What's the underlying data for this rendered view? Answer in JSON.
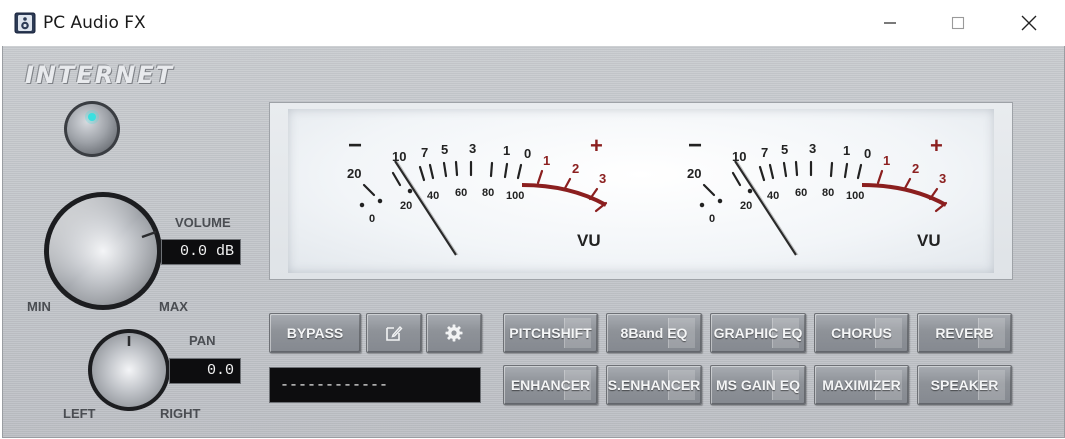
{
  "window": {
    "title": "PC Audio FX",
    "controls": [
      "minimize",
      "maximize",
      "close"
    ]
  },
  "brand": "INTERNET",
  "volume": {
    "label": "VOLUME",
    "value": "0.0 dB",
    "min_label": "MIN",
    "max_label": "MAX"
  },
  "pan": {
    "label": "PAN",
    "value": "0.0",
    "left_label": "LEFT",
    "right_label": "RIGHT"
  },
  "vu_meters": [
    {
      "minus": "−",
      "plus": "+",
      "unit": "VU",
      "scale_top": [
        "20",
        "10",
        "7",
        "5",
        "3",
        "1",
        "0",
        "1",
        "2",
        "3"
      ],
      "scale_bottom": [
        "0",
        "20",
        "40",
        "60",
        "80",
        "100"
      ]
    },
    {
      "minus": "−",
      "plus": "+",
      "unit": "VU",
      "scale_top": [
        "20",
        "10",
        "7",
        "5",
        "3",
        "1",
        "0",
        "1",
        "2",
        "3"
      ],
      "scale_bottom": [
        "0",
        "20",
        "40",
        "60",
        "80",
        "100"
      ]
    }
  ],
  "controls": {
    "bypass": "BYPASS",
    "edit_icon": "edit-icon",
    "settings_icon": "gear-icon",
    "preset_display": "------------"
  },
  "effects_row1": [
    "PITCHSHIFT",
    "8Band EQ",
    "GRAPHIC EQ",
    "CHORUS",
    "REVERB"
  ],
  "effects_row2": [
    "ENHANCER",
    "S.ENHANCER",
    "MS GAIN EQ",
    "MAXIMIZER",
    "SPEAKER"
  ],
  "colors": {
    "red_zone": "#8b1f1f",
    "display_bg": "#0d0d0f",
    "led": "#39e0e0"
  }
}
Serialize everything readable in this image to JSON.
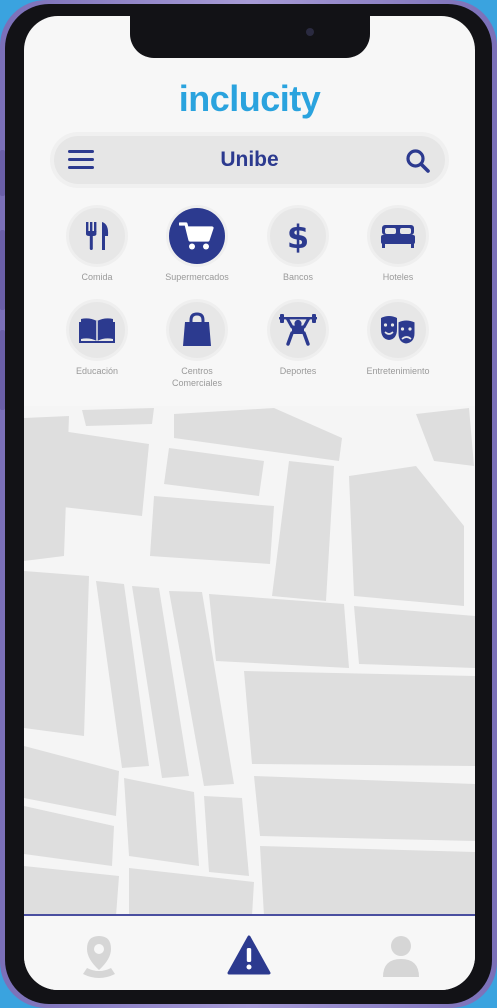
{
  "app": {
    "logo": "inclucity"
  },
  "search": {
    "title": "Unibe"
  },
  "categories": [
    {
      "label": "Comida",
      "icon": "utensils-icon",
      "active": false
    },
    {
      "label": "Supermercados",
      "icon": "shopping-cart-icon",
      "active": true
    },
    {
      "label": "Bancos",
      "icon": "dollar-icon",
      "active": false
    },
    {
      "label": "Hoteles",
      "icon": "bed-icon",
      "active": false
    },
    {
      "label": "Educación",
      "icon": "book-icon",
      "active": false
    },
    {
      "label": "Centros\nComerciales",
      "icon": "shopping-bag-icon",
      "active": false
    },
    {
      "label": "Deportes",
      "icon": "weightlifter-icon",
      "active": false
    },
    {
      "label": "Entretenimiento",
      "icon": "theater-masks-icon",
      "active": false
    }
  ],
  "bottom_nav": [
    {
      "icon": "location-pin-icon",
      "active": false
    },
    {
      "icon": "warning-icon",
      "active": true
    },
    {
      "icon": "user-icon",
      "active": false
    }
  ],
  "colors": {
    "primary": "#2c3a8f",
    "brand": "#2aa3de",
    "inactive": "#d6d6d6"
  }
}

### TASK REQUIREMENTS
Gather each line from the entries above that includes the word "shopping".

### SOLUTION TO THIS PROBLEM
      "icon": "shopping-cart-icon",
      "icon": "shopping-bag-icon",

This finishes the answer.